> [Exercise objective] Take the lines from the one containing "Transcribe the text in this document." through the final line below and restate them exactly. Omit the pictures.

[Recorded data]
•••
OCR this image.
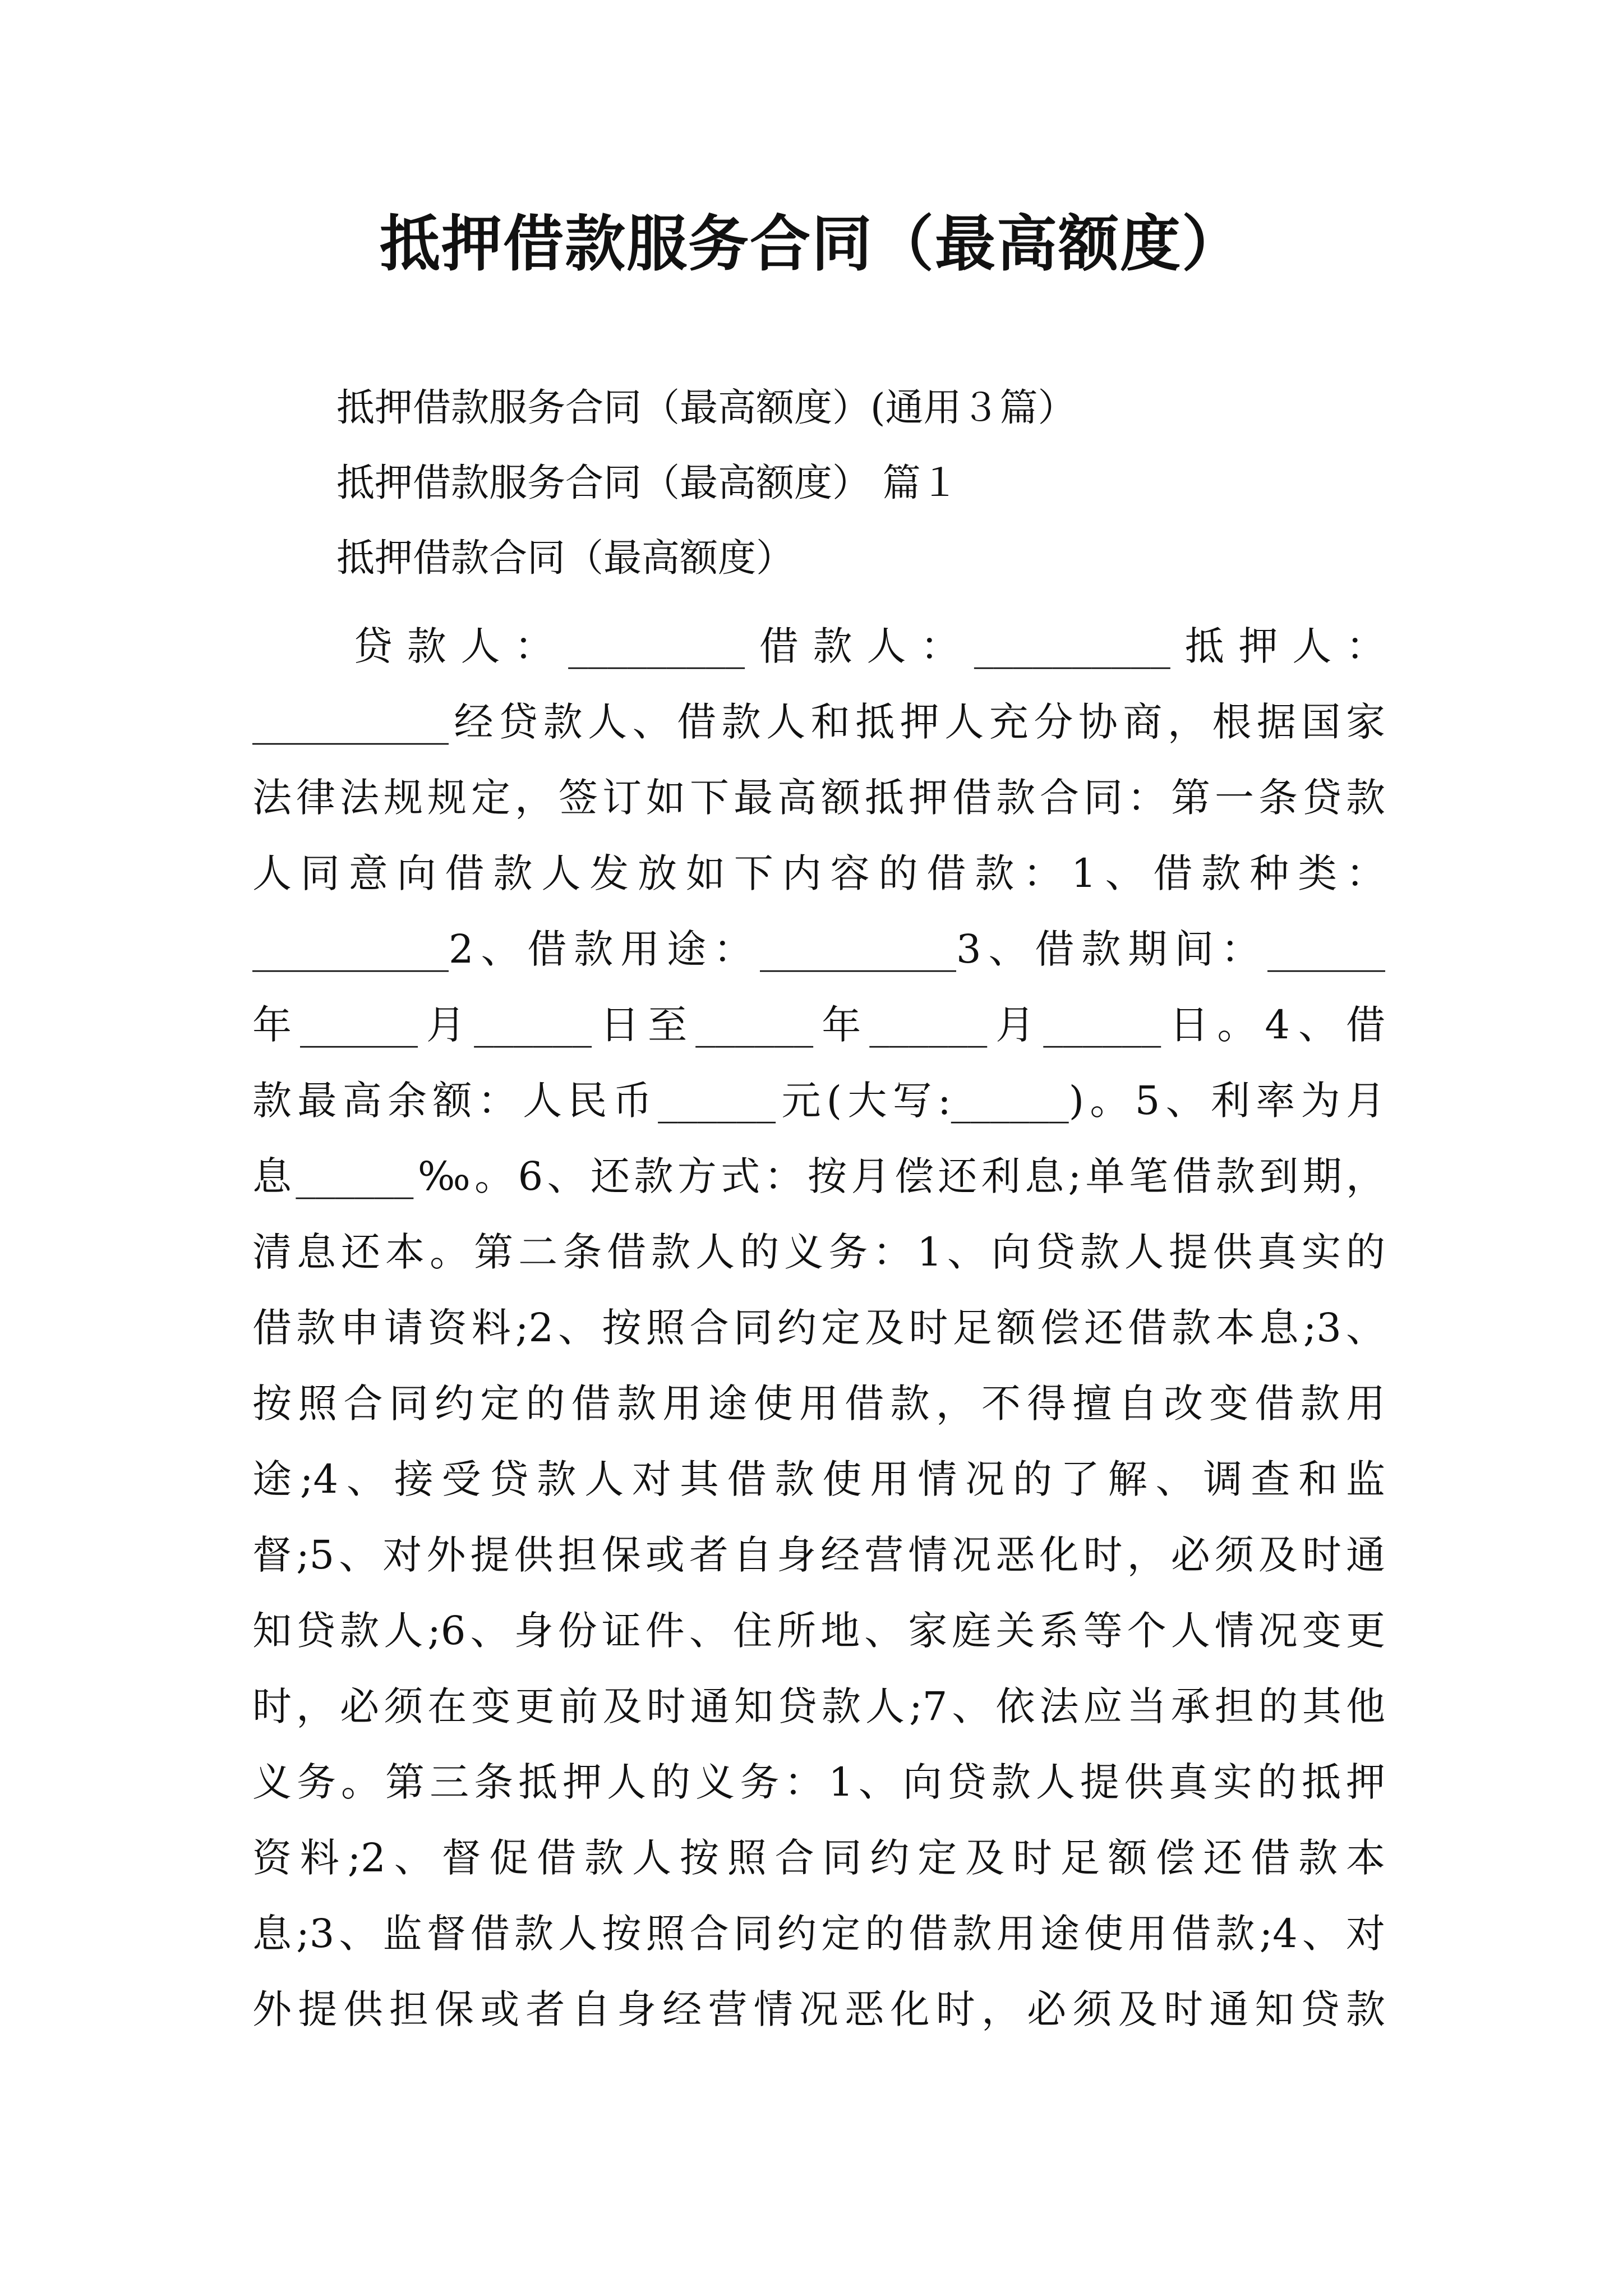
抵押借款服务合同（最高额度）

抵押借款服务合同（最高额度）(通用３篇）

抵押借款服务合同（最高额度） 篇１

抵押借款合同（最高额度）

贷款人：_________借款人：__________抵押人：
__________经贷款人、借款人和抵押人充分协商，根据国家
法律法规规定，签订如下最高额抵押借款合同：第一条贷款
人同意向借款人发放如下内容的借款：1、借款种类：
__________2、借款用途：__________3、借款期间：______
年______月______日至______年______月______日。4、借
款最高余额：人民币______元(大写:______)。5、利率为月
息______‰。6、还款方式：按月偿还利息;单笔借款到期，
清息还本。第二条借款人的义务：1、向贷款人提供真实的
借款申请资料;2、按照合同约定及时足额偿还借款本息;3、
按照合同约定的借款用途使用借款，不得擅自改变借款用
途;4、接受贷款人对其借款使用情况的了解、调查和监
督;5、对外提供担保或者自身经营情况恶化时，必须及时通
知贷款人;6、身份证件、住所地、家庭关系等个人情况变更
时，必须在变更前及时通知贷款人;7、依法应当承担的其他
义务。第三条抵押人的义务：1、向贷款人提供真实的抵押
资料;2、督促借款人按照合同约定及时足额偿还借款本
息;3、监督借款人按照合同约定的借款用途使用借款;4、对
外提供担保或者自身经营情况恶化时，必须及时通知贷款
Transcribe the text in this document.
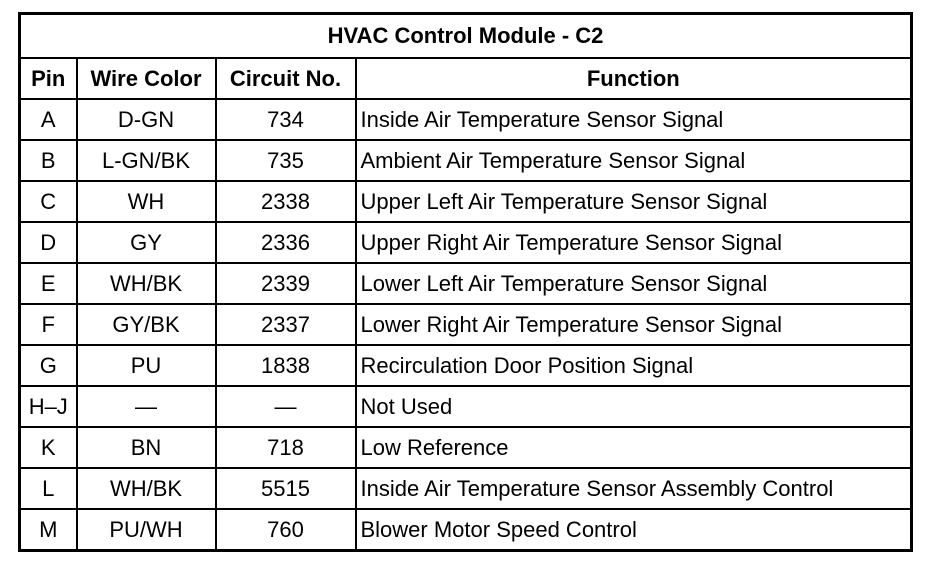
HVAC Control Module - C2			
Pin	Wire Color	Circuit No.	Function
A	D-GN	734	Inside Air Temperature Sensor Signal
B	L-GN/BK	735	Ambient Air Temperature Sensor Signal
C	WH	2338	Upper Left Air Temperature Sensor Signal
D	GY	2336	Upper Right Air Temperature Sensor Signal
E	WH/BK	2339	Lower Left Air Temperature Sensor Signal
F	GY/BK	2337	Lower Right Air Temperature Sensor Signal
G	PU	1838	Recirculation Door Position Signal
H–J	—	—	Not Used
K	BN	718	Low Reference
L	WH/BK	5515	Inside Air Temperature Sensor Assembly Control
M	PU/WH	760	Blower Motor Speed Control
•••
> [Task output]
Transcribe the text in this document.
HVAC Control Module - C2			
Pin	Wire Color	Circuit No.	Function
A	D-GN	734	Inside Air Temperature Sensor Signal
B	L-GN/BK	735	Ambient Air Temperature Sensor Signal
C	WH	2338	Upper Left Air Temperature Sensor Signal
D	GY	2336	Upper Right Air Temperature Sensor Signal
E	WH/BK	2339	Lower Left Air Temperature Sensor Signal
F	GY/BK	2337	Lower Right Air Temperature Sensor Signal
G	PU	1838	Recirculation Door Position Signal
H–J	—	—	Not Used
K	BN	718	Low Reference
L	WH/BK	5515	Inside Air Temperature Sensor Assembly Control
M	PU/WH	760	Blower Motor Speed Control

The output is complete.